Copy the lines that follow, keeping every character the same.
::: Information supplied :::
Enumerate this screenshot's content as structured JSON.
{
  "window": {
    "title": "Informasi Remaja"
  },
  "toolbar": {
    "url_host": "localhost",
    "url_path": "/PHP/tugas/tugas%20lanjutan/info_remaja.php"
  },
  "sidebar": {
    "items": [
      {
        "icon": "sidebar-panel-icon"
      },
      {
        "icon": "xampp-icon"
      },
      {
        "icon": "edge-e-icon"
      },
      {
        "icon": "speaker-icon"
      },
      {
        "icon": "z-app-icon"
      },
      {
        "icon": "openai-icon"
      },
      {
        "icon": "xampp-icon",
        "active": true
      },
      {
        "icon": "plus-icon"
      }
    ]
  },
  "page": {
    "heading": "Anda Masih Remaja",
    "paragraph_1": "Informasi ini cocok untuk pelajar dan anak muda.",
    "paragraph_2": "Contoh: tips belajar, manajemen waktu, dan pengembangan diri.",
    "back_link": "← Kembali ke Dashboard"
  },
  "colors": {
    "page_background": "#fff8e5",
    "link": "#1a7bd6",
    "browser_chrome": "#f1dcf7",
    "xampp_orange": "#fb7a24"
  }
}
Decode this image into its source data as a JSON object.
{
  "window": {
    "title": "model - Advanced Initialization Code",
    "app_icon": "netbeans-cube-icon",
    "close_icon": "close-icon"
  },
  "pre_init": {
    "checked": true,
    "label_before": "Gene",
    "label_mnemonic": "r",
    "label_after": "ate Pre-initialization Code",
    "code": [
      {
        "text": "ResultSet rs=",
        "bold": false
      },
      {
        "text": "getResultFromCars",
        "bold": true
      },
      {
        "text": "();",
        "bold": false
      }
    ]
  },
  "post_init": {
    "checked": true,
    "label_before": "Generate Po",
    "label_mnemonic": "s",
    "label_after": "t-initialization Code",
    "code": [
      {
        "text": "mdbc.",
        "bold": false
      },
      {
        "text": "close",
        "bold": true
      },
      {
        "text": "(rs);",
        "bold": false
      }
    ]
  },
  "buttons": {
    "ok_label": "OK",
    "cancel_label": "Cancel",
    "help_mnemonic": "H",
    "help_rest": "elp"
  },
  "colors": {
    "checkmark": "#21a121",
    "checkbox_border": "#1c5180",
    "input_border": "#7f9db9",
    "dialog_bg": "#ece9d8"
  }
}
:::
Result:
Enumerate this screenshot's content as structured JSON.
{
  "window": {
    "title": "Informasi Remaja"
  },
  "toolbar": {
    "url_host": "localhost",
    "url_path": "/PHP/tugas/tugas%20lanjutan/info_remaja.php"
  },
  "sidebar": {
    "items": [
      {
        "icon": "sidebar-panel-icon"
      },
      {
        "icon": "xampp-icon"
      },
      {
        "icon": "edge-e-icon"
      },
      {
        "icon": "speaker-icon"
      },
      {
        "icon": "z-app-icon"
      },
      {
        "icon": "openai-icon"
      },
      {
        "icon": "xampp-icon",
        "active": true
      },
      {
        "icon": "plus-icon"
      }
    ]
  },
  "page": {
    "heading": "Anda Masih Remaja",
    "paragraph_1": "Informasi ini cocok untuk pelajar dan anak muda.",
    "paragraph_2": "Contoh: tips belajar, manajemen waktu, dan pengembangan diri.",
    "back_link": "← Kembali ke Dashboard"
  },
  "colors": {
    "page_background": "#fff8e5",
    "link": "#1a7bd6",
    "browser_chrome": "#f1dcf7",
    "xampp_orange": "#fb7a24"
  }
}
Decode this image into its source data as a JSON object.
{
  "window": {
    "title": "model - Advanced Initialization Code",
    "app_icon": "netbeans-cube-icon",
    "close_icon": "close-icon"
  },
  "pre_init": {
    "checked": true,
    "label_before": "Gene",
    "label_mnemonic": "r",
    "label_after": "ate Pre-initialization Code",
    "code": [
      {
        "text": "ResultSet rs=",
        "bold": false
      },
      {
        "text": "getResultFromCars",
        "bold": true
      },
      {
        "text": "();",
        "bold": false
      }
    ]
  },
  "post_init": {
    "checked": true,
    "label_before": "Generate Po",
    "label_mnemonic": "s",
    "label_after": "t-initialization Code",
    "code": [
      {
        "text": "mdbc.",
        "bold": false
      },
      {
        "text": "close",
        "bold": true
      },
      {
        "text": "(rs);",
        "bold": false
      }
    ]
  },
  "buttons": {
    "ok_label": "OK",
    "cancel_label": "Cancel",
    "help_mnemonic": "H",
    "help_rest": "elp"
  },
  "colors": {
    "checkmark": "#21a121",
    "checkbox_border": "#1c5180",
    "input_border": "#7f9db9",
    "dialog_bg": "#ece9d8"
  }
}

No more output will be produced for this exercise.